**** ITEMS

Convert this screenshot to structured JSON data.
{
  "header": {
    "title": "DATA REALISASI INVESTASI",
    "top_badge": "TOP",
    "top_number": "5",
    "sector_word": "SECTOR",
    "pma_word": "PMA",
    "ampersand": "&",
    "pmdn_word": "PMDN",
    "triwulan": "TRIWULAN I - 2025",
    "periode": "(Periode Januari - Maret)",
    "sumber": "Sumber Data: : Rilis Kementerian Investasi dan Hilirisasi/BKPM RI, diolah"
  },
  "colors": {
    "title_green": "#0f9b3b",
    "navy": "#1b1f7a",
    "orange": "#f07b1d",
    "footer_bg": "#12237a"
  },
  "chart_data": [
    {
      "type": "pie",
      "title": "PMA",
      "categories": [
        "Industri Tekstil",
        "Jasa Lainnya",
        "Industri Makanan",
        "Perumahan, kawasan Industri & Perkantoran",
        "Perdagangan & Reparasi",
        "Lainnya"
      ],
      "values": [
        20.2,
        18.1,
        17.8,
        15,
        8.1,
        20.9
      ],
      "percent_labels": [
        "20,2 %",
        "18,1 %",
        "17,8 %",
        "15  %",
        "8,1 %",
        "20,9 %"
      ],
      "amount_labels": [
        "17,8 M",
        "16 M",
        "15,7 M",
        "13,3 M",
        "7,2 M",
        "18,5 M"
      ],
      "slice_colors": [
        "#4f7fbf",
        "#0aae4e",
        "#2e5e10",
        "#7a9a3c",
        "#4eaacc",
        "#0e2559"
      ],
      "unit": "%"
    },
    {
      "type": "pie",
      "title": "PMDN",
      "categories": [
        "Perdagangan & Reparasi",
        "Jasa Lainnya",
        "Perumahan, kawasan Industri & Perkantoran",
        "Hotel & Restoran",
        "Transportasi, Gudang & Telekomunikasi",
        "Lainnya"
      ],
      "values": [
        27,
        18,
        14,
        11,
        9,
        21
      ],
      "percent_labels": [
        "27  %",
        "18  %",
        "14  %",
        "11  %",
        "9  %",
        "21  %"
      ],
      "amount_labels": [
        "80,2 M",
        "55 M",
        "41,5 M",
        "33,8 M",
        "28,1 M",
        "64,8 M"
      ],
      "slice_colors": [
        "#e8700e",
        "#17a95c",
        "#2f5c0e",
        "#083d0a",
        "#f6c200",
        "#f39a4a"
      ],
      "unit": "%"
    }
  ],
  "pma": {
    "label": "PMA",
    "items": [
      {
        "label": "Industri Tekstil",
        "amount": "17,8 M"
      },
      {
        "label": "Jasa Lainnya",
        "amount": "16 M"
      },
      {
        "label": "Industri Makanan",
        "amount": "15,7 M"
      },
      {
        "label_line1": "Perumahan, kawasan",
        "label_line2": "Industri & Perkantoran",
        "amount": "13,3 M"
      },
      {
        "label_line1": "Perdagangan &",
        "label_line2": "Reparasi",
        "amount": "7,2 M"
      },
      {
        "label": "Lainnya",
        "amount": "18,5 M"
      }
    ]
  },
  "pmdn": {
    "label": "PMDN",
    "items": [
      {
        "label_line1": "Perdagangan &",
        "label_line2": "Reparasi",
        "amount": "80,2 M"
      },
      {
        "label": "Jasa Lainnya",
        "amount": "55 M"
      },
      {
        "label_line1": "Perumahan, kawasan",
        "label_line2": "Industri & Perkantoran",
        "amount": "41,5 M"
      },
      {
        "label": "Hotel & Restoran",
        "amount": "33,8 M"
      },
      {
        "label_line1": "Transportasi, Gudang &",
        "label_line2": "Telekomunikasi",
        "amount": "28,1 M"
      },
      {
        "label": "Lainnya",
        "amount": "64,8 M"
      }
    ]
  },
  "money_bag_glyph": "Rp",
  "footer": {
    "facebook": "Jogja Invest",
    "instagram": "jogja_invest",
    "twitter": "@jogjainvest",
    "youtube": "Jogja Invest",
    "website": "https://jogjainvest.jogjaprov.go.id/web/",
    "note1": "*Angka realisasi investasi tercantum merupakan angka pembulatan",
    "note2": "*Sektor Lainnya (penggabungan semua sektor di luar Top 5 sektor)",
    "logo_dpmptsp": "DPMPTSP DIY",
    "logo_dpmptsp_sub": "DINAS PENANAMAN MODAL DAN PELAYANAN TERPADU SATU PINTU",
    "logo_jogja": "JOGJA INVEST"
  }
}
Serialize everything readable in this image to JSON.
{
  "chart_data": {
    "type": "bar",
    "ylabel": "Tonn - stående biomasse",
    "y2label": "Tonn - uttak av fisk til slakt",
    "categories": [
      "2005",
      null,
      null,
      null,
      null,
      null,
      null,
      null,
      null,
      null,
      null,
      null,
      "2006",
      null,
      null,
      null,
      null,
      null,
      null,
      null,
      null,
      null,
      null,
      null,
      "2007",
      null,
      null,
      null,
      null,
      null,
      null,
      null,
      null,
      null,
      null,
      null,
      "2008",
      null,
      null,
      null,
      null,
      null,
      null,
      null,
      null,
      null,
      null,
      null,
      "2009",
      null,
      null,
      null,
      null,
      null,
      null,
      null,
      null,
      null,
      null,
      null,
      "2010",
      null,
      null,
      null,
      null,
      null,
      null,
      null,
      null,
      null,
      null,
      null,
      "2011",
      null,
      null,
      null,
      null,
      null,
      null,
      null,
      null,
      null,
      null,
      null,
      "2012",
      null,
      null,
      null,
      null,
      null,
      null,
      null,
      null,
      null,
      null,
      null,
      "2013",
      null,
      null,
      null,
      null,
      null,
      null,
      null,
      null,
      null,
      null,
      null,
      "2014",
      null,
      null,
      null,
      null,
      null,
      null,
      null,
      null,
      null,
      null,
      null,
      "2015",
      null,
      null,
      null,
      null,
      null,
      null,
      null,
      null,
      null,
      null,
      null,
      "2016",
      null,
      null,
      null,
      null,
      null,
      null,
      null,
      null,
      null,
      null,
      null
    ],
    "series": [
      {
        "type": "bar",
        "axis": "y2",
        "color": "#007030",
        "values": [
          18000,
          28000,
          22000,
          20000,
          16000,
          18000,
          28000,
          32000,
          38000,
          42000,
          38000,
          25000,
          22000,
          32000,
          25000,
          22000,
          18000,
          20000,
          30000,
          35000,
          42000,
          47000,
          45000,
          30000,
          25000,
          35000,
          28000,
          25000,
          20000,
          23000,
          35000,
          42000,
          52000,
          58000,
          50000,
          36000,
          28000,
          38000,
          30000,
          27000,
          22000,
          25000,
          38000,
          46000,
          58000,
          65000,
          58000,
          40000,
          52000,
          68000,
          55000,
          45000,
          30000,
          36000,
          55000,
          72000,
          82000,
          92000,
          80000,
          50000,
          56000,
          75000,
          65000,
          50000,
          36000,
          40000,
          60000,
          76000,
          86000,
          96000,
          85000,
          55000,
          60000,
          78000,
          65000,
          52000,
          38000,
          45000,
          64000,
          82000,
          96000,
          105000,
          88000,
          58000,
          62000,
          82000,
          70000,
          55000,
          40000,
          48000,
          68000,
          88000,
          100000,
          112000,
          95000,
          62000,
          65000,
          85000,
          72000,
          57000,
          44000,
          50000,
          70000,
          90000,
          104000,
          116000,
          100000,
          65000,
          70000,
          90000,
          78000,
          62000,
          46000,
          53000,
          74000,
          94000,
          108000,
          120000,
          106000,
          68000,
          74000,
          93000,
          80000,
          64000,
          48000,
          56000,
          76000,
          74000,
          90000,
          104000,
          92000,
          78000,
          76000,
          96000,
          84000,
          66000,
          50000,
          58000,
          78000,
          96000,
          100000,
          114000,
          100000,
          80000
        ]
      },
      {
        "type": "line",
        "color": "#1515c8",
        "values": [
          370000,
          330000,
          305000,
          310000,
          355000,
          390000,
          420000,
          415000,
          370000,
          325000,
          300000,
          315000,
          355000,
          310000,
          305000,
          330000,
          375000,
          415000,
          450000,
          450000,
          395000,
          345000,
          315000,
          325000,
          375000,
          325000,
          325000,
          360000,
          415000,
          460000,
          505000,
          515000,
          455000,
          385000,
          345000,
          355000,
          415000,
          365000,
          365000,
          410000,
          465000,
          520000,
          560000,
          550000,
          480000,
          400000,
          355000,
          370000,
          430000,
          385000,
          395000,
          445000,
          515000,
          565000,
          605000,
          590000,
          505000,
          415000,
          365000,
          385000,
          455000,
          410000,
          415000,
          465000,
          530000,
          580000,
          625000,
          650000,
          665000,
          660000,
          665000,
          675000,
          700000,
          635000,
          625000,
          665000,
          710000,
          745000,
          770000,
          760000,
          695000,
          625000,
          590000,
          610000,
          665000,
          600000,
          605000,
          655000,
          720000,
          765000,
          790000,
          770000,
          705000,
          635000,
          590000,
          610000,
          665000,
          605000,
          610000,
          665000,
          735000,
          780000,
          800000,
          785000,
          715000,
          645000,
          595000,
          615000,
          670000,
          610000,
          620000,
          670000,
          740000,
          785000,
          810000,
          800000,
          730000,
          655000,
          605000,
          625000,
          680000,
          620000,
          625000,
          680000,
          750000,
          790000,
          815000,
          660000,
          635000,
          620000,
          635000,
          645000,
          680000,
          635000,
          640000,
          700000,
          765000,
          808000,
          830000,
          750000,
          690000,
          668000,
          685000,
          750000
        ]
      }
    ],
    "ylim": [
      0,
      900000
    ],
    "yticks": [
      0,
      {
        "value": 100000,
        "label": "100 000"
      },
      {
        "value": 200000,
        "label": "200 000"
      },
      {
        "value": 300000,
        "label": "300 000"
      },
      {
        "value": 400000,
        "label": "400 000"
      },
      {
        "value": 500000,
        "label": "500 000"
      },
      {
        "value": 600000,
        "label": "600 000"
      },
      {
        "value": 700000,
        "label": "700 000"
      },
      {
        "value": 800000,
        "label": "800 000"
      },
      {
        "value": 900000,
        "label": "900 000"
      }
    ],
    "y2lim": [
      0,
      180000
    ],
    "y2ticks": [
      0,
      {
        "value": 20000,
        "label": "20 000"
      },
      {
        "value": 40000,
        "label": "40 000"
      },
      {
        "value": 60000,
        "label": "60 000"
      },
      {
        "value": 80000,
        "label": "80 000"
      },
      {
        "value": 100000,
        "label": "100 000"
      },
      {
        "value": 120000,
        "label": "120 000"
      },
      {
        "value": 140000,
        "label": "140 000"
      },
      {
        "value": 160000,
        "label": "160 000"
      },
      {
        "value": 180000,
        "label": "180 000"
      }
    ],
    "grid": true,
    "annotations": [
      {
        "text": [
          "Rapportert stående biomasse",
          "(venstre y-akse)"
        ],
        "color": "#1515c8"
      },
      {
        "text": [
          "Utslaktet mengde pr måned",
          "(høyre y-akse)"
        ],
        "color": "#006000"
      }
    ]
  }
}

********

## PROBLEM DESCRIPTION
Copy all lines from the listing that contain "type".

## FINAL ANSWER
      "type": "pie",
      "type": "pie",
    "type": "bar",
        "type": "bar",
        "type": "line",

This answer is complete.